> TASKS TO PERFORM:
[A] Using the article on eCommerce checkout conversions, decide whether each statement agrees with it, answering yes or no and quoting the words that decide it: (i) forced account creation costs 23% of conversions; (ii) progress bars work best with labels like "Step 1, 2, 3"; (iii) checkout systems directly cause at most 12% of lost conversions.
[B] Write the next part of the article on eCommerce checkout conversions, picking up after its final sentence.

====== QUOTED TEXT

68% of potential customers fill their shopping cart with products, then walk away without buying. If you’re running Google Ads and driving traffic to your eCommerce site, this statistic should keep you awake at night. You’ve paid for that click, attracted their interest, and convinced them to add products to their cart – yet they’re still abandoning their purchase at the last moment.
The problem often isn’t your ads or your products. Your checkout system is silently destroying your conversion rates, turning qualified leads into expensive missed opportunities. We see this constantly with our eCommerce clients – brilliant marketing campaigns undermined by friction-filled checkout processes.
After 15+ years optimising eCommerce sites, we’ve identified the four critical areas that make or break checkout conversions. Fix these, and you’ll transform those abandoned carts into completed sales.
For more detail, see our guide on eCommerce design tips that boost sales.

Why Checkout Systems Kill Conversions
Research from Kissmetrics reveals that most shoppers don’t even make it past the first checkout stage. The data is sobering – customers who’ve already shown purchase intent are bailing out en masse.
The numbers tell the story clearly. Checkout systems directly cause at least 12% of lost conversions, but the real figure is much higher when you factor in related issues like unexpected costs, forced account creation, and poor mobile experiences.
Even Business Insider recognises checkout friction as a major conversion killer. The research is consistent across industries – complicated checkout processes directly translate to lost revenue.
We’ve identified four areas where checkout systems typically fail customers. Address these systematically, and you’ll see immediate improvements in your conversion rates and marketing ROI.
Stop Wasting Your Customers’ Time
Modern shoppers are impatient. They want to buy quickly and efficiently. Every unnecessary step, slow-loading page, or confusing interface increases the chance they’ll abandon their purchase.
Minimise Required Fields
Strip your checkout down to absolute essentials. Every additional field decreases conversion rates. Ask only for information you need to process the order and fulfill the delivery. Marketing surveys and preference questions can wait until after the sale.
Email address, billing information, and shipping details (if physical products) – that’s your bare minimum. Everything else is optional at best, conversion-killing at worst.
Use Progress Indicators
Progress bars are checkout psychology gold. They tell customers exactly where they are in the process and how much remains. This simple visual cue reduces abandonment significantly by managing expectations.
Use clear labels like “Shipping”, “Payment”, “Review” rather than generic “Step 1, 2, 3”. Customers should know what’s coming next.
Optimise Loading Speed
44% of customers abandon purchases when pages load slowly. This problem compounds on mobile devices, where 85% of users expect checkout pages to load as fast or faster than desktop versions.
Test your checkout speed using Google PageSpeed Insights. Remove unnecessary social media widgets, third-party scripts, and heavy graphics from checkout pages. These elements add visual appeal but kill conversions when they slow down the purchase process.
Regular stress testing is essential. Your checkout needs to perform under traffic spikes from successful advertising campaigns.
Never Force Account Creation
This is non-negotiable. Forced account creation kills 23% of conversions instantly. People are tired of managing countless passwords and accounts. They want to buy your product, not join your database.
Always offer guest checkout. You can encourage account creation after purchase with incentives like order tracking or exclusive offers, but never make it mandatory for buying.

============
====== DATA SHOWN

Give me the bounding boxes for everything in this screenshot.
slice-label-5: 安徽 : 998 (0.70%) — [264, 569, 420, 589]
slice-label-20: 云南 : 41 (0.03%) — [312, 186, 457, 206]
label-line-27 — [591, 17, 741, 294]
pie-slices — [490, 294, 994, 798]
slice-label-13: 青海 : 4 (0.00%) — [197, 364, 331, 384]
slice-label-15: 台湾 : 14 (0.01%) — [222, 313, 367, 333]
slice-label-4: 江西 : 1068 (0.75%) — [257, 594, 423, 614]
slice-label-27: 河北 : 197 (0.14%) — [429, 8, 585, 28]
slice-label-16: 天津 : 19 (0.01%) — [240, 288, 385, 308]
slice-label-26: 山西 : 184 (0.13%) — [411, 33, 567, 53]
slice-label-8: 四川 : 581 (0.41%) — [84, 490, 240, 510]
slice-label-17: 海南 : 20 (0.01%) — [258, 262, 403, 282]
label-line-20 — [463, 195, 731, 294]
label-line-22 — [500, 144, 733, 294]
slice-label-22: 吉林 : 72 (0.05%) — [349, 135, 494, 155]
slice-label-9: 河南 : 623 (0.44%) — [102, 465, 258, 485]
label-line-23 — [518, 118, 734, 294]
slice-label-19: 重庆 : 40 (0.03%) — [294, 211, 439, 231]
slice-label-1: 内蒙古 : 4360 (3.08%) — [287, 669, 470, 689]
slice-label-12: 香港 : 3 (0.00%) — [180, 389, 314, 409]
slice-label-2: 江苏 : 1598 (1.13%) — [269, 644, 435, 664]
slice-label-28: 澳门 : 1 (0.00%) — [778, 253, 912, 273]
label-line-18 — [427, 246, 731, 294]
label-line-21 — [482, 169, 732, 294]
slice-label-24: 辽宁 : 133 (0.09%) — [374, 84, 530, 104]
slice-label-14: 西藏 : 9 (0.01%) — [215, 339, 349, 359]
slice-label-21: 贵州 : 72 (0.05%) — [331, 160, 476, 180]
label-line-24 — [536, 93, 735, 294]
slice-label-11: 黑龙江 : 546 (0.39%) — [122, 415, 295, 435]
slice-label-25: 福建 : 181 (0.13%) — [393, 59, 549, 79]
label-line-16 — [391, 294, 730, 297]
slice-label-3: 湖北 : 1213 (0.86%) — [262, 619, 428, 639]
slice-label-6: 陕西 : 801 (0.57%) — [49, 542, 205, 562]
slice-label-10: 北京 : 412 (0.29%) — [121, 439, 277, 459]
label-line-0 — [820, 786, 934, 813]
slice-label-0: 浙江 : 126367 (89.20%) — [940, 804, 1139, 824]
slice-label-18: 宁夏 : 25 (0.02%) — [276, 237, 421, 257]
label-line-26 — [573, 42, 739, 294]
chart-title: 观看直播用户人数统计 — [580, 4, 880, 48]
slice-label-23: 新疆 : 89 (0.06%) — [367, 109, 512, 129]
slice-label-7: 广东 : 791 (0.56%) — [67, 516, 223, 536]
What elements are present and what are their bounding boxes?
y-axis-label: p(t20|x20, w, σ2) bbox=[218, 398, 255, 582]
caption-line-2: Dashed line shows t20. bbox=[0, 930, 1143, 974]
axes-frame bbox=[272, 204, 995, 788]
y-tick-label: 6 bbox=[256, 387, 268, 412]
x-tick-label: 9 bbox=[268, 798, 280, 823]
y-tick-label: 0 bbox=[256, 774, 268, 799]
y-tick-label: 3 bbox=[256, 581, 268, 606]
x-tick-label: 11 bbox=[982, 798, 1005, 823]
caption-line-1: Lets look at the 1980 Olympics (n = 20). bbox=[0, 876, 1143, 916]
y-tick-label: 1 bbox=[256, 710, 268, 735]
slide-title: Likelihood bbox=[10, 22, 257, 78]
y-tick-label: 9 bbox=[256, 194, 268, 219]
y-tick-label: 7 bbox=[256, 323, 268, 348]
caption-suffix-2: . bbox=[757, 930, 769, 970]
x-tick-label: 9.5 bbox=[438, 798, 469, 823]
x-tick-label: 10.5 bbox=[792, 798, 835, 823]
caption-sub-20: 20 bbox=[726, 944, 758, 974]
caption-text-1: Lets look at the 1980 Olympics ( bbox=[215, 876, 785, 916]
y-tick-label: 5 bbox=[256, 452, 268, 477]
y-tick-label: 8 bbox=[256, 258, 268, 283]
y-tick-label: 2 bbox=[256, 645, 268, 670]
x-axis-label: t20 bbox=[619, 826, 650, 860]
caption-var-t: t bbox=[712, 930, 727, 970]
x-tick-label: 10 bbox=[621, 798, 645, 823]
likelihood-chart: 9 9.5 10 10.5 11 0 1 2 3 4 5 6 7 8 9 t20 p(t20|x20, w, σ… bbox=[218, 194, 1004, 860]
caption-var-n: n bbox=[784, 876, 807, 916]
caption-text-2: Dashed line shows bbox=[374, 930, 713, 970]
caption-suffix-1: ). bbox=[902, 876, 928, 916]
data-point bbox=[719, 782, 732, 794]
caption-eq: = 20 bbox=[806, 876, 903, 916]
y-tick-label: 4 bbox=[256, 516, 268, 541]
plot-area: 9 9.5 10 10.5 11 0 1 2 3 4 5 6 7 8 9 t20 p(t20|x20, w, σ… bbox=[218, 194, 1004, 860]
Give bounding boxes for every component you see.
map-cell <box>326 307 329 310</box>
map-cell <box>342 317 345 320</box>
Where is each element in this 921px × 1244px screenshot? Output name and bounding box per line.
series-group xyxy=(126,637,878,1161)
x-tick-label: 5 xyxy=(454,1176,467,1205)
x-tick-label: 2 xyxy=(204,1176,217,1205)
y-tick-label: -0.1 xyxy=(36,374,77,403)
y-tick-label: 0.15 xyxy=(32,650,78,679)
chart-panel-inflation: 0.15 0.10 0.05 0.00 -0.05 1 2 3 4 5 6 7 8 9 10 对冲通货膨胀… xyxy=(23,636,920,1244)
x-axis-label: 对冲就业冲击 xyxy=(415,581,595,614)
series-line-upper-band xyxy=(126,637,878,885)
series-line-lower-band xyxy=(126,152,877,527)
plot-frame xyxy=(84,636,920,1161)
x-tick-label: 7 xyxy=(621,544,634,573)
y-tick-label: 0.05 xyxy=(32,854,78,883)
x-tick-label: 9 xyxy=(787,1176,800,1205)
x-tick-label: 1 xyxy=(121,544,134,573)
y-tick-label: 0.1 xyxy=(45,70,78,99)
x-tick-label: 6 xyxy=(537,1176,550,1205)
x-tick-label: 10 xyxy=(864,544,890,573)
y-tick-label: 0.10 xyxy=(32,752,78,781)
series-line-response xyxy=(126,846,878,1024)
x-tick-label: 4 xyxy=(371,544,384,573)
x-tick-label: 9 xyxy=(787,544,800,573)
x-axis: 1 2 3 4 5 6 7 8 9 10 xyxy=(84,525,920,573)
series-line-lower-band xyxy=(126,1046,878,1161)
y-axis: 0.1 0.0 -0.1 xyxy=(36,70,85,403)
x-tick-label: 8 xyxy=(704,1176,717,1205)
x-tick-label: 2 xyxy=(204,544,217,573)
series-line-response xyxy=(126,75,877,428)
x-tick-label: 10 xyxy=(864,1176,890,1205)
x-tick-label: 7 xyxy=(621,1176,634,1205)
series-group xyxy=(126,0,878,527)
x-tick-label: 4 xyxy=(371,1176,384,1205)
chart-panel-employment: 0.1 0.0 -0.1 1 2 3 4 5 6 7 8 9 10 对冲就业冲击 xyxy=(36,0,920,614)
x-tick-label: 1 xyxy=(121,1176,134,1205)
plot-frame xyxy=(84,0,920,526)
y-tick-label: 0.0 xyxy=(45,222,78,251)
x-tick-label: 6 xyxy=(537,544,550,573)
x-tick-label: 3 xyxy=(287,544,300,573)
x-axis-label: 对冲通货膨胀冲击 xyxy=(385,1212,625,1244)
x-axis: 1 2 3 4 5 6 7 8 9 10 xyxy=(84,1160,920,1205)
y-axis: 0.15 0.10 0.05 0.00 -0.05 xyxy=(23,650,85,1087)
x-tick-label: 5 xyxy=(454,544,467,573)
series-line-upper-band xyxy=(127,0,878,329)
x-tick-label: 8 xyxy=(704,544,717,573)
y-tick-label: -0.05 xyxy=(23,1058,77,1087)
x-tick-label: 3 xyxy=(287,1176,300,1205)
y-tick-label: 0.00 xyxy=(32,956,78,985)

============

> FINAL ANSWERS:
[A]
(i) Yes: "Forced account creation kills 23% of conversions instantly."
(ii) No: "Use clear labels like “Shipping”, “Payment”, “Review” rather than generic “Step 1, 2, 3”."
(iii) No: "Checkout systems directly cause at least 12% of lost conversions"

[B]
Avoid Captcha Forms
Captcha forms can reduce conversions by 3.2%. While preventing spam seems important, losing real customers is far worse for your bottom line. Modern security tools can handle spam protection without frustrating genuine buyers.
Limit Promotional Clutter
Free samples, discount codes, and bonus offers can boost conversions – if used sparingly. Too many choices overwhelm customers and slow down the purchase process.
Urban Decay exemplifies this problem – customers must navigate through multiple sample selections, coupon codes, and signup offers before completing their purchase. Sometimes customers just want to buy and go.
Provide Live Support
Even perfect checkout systems occasionally confuse customers or encounter technical glitches. Live chat and click-to-call buttons can salvage these situations and convert hesitant buyers.
Include call tracking in your conversion measurement to capture these phone-based sales in your campaign data.
Manage Delivery Expectations
Long delivery times kill gift purchases and impulse buys. Offer expedited shipping options, even if they cost extra. Many customers will pay for faster delivery, especially for time-sensitive purchases.
Use progress tracking and email updates to maintain customer engagement after purchase. Amazon sets the standard here with their delivery tracking system.
Build Customer Trust
Online customers can’t touch or examine products before buying. They’re placing significant trust in your business. Any element that undermines this trust will send them looking for alternatives.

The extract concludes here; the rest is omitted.